* **WHAT YOU WILL DO**
For each line of the data below that holds "this", copy the line.

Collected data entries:

▼

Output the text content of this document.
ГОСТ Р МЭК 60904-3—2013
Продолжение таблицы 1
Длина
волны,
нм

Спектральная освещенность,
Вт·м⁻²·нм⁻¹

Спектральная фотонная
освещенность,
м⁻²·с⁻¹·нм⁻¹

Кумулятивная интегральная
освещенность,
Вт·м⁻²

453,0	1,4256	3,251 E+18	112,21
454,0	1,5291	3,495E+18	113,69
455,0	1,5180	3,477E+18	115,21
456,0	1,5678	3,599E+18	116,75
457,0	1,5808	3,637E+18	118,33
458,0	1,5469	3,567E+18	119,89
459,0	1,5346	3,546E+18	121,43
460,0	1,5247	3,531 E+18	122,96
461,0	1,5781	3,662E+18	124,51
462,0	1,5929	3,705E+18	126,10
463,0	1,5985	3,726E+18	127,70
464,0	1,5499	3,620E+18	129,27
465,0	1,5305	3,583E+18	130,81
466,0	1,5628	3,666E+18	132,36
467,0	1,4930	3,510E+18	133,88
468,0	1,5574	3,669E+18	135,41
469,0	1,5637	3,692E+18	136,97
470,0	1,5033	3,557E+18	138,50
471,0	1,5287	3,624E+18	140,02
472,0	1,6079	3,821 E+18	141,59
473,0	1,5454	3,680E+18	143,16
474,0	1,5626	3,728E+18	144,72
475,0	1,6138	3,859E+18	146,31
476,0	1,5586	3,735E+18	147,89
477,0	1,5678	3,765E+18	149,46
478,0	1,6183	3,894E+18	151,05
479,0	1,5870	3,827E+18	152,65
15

▲
▼

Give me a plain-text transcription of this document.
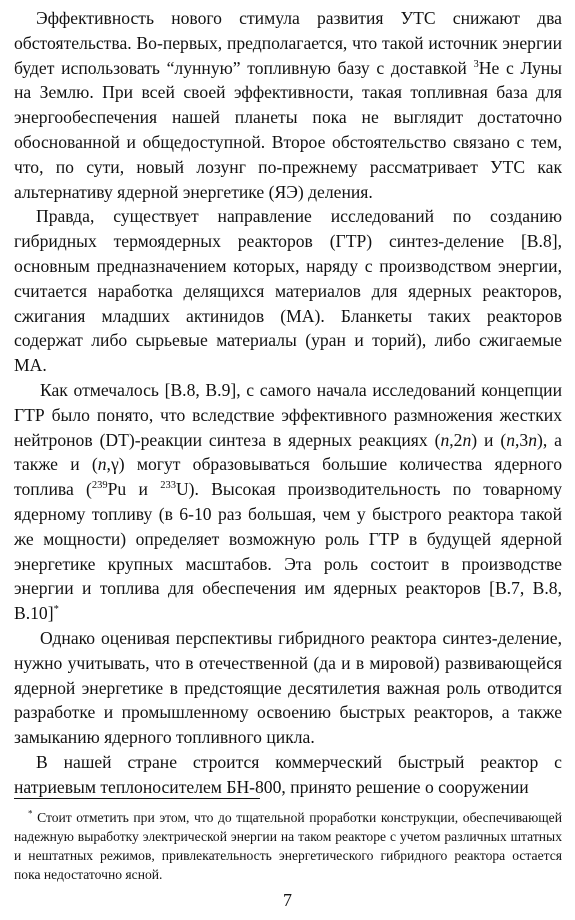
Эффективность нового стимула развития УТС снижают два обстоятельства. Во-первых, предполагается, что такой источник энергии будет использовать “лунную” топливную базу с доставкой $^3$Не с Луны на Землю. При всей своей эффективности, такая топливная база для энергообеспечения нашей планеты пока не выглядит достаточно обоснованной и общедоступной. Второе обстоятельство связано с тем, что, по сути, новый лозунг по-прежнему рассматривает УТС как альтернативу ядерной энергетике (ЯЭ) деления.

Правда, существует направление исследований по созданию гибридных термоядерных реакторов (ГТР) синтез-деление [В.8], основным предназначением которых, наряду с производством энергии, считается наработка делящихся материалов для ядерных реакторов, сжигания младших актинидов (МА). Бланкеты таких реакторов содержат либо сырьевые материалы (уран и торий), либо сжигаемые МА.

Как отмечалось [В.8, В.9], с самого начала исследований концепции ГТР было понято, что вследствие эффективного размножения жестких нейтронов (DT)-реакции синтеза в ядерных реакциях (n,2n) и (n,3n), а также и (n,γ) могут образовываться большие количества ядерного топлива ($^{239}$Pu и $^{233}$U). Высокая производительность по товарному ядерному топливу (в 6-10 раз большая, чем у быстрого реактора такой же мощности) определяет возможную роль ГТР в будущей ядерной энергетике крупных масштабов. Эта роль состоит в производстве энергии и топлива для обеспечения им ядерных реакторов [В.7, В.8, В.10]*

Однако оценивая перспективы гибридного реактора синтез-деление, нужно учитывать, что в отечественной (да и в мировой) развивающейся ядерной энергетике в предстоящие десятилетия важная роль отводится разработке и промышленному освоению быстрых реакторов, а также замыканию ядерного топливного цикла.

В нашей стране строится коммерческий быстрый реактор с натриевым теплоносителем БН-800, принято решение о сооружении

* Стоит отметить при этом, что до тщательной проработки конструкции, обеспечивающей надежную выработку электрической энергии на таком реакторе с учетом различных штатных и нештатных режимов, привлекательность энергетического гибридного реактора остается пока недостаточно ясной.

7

▲

* **FINISHED ANSWER**
Output the text content of this document.
Give me a plain-text transcription of this document.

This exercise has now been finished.